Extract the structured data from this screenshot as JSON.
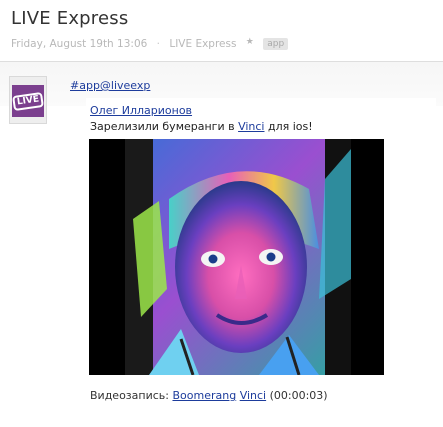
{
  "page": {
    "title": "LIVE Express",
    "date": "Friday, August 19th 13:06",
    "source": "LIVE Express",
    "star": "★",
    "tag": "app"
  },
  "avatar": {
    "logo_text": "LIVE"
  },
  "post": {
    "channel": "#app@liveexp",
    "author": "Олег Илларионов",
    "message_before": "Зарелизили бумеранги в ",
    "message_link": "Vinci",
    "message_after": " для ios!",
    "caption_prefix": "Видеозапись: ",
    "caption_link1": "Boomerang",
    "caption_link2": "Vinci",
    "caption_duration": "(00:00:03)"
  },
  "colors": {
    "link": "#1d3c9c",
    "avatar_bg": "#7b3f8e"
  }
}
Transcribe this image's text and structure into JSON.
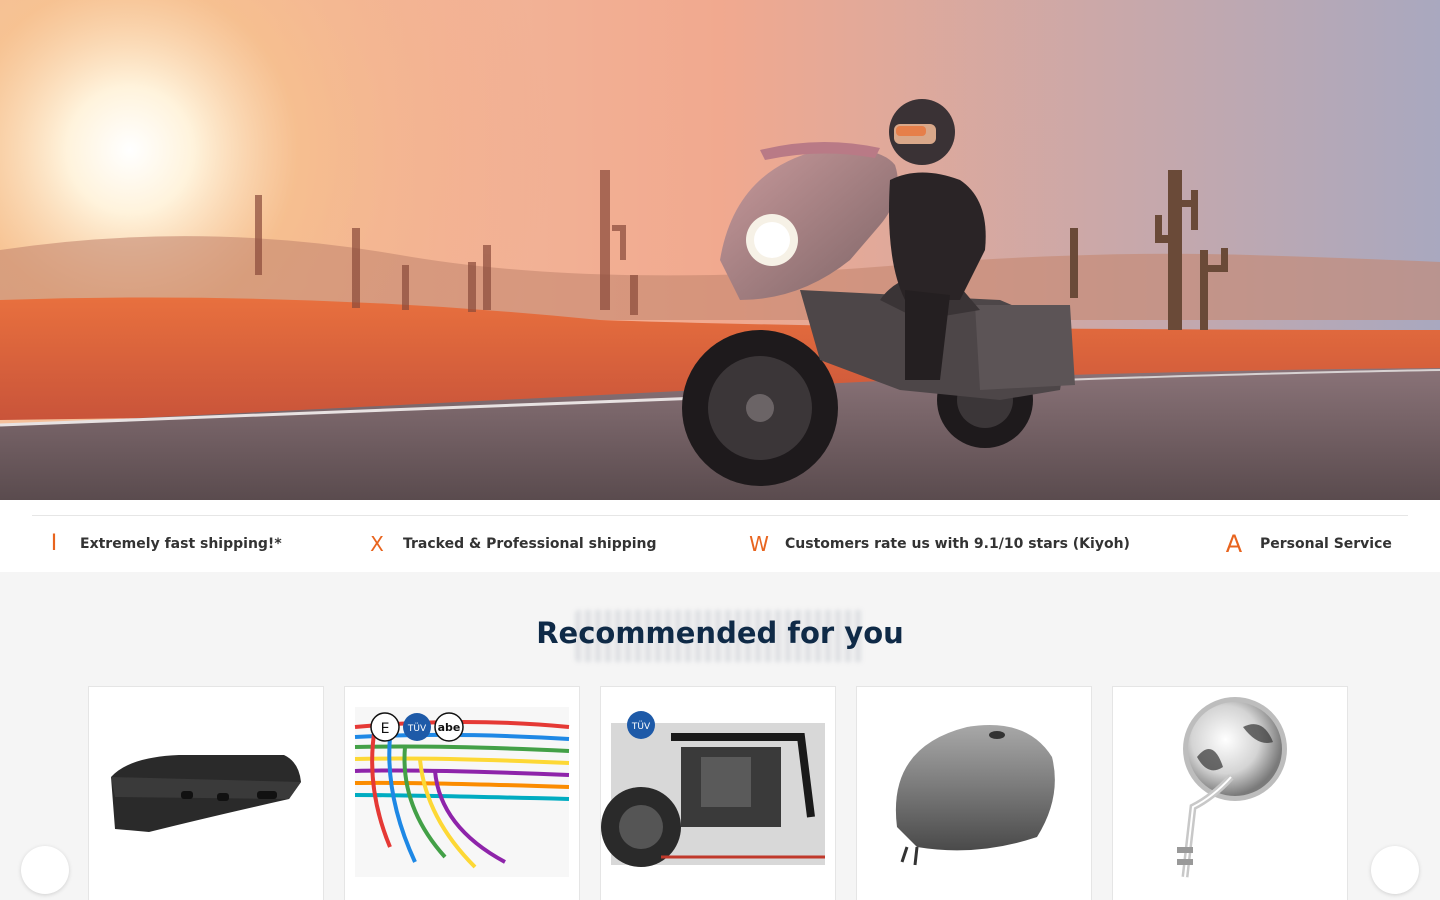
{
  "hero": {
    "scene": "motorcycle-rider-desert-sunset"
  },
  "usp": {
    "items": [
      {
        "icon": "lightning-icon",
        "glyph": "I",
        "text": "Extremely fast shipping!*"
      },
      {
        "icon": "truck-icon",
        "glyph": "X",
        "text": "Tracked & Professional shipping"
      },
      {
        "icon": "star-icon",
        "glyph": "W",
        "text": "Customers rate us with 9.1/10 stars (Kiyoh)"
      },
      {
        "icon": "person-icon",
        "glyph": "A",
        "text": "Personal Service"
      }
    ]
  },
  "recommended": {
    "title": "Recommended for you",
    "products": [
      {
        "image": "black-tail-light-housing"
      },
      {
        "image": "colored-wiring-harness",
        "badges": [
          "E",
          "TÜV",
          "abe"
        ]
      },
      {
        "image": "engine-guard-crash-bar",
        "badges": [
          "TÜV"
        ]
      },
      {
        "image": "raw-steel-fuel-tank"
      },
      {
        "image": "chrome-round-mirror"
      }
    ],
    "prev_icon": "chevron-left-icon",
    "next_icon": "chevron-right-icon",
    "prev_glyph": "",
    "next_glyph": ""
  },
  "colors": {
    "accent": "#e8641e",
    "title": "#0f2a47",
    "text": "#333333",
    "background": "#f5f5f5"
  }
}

= = = =

• What this task involves
Write out each line of the data exactly; the images should be left out.

• Correct result
Extract the structured data from this screenshot as JSON.
{
  "page": {
    "title": "LIVE Express",
    "date": "Friday, August 19th 13:06",
    "source": "LIVE Express",
    "star": "★",
    "tag": "app"
  },
  "avatar": {
    "logo_text": "LIVE"
  },
  "post": {
    "channel": "#app@liveexp",
    "author": "Олег Илларионов",
    "message_before": "Зарелизили бумеранги в ",
    "message_link": "Vinci",
    "message_after": " для ios!",
    "caption_prefix": "Видеозапись: ",
    "caption_link1": "Boomerang",
    "caption_link2": "Vinci",
    "caption_duration": "(00:00:03)"
  },
  "colors": {
    "link": "#1d3c9c",
    "avatar_bg": "#7b3f8e"
  }
}
Transcribe this image's text and structure into JSON.
{
  "hero": {
    "scene": "motorcycle-rider-desert-sunset"
  },
  "usp": {
    "items": [
      {
        "icon": "lightning-icon",
        "glyph": "I",
        "text": "Extremely fast shipping!*"
      },
      {
        "icon": "truck-icon",
        "glyph": "X",
        "text": "Tracked & Professional shipping"
      },
      {
        "icon": "star-icon",
        "glyph": "W",
        "text": "Customers rate us with 9.1/10 stars (Kiyoh)"
      },
      {
        "icon": "person-icon",
        "glyph": "A",
        "text": "Personal Service"
      }
    ]
  },
  "recommended": {
    "title": "Recommended for you",
    "products": [
      {
        "image": "black-tail-light-housing"
      },
      {
        "image": "colored-wiring-harness",
        "badges": [
          "E",
          "TÜV",
          "abe"
        ]
      },
      {
        "image": "engine-guard-crash-bar",
        "badges": [
          "TÜV"
        ]
      },
      {
        "image": "raw-steel-fuel-tank"
      },
      {
        "image": "chrome-round-mirror"
      }
    ],
    "prev_icon": "chevron-left-icon",
    "next_icon": "chevron-right-icon",
    "prev_glyph": "",
    "next_glyph": ""
  },
  "colors": {
    "accent": "#e8641e",
    "title": "#0f2a47",
    "text": "#333333",
    "background": "#f5f5f5"
  }
}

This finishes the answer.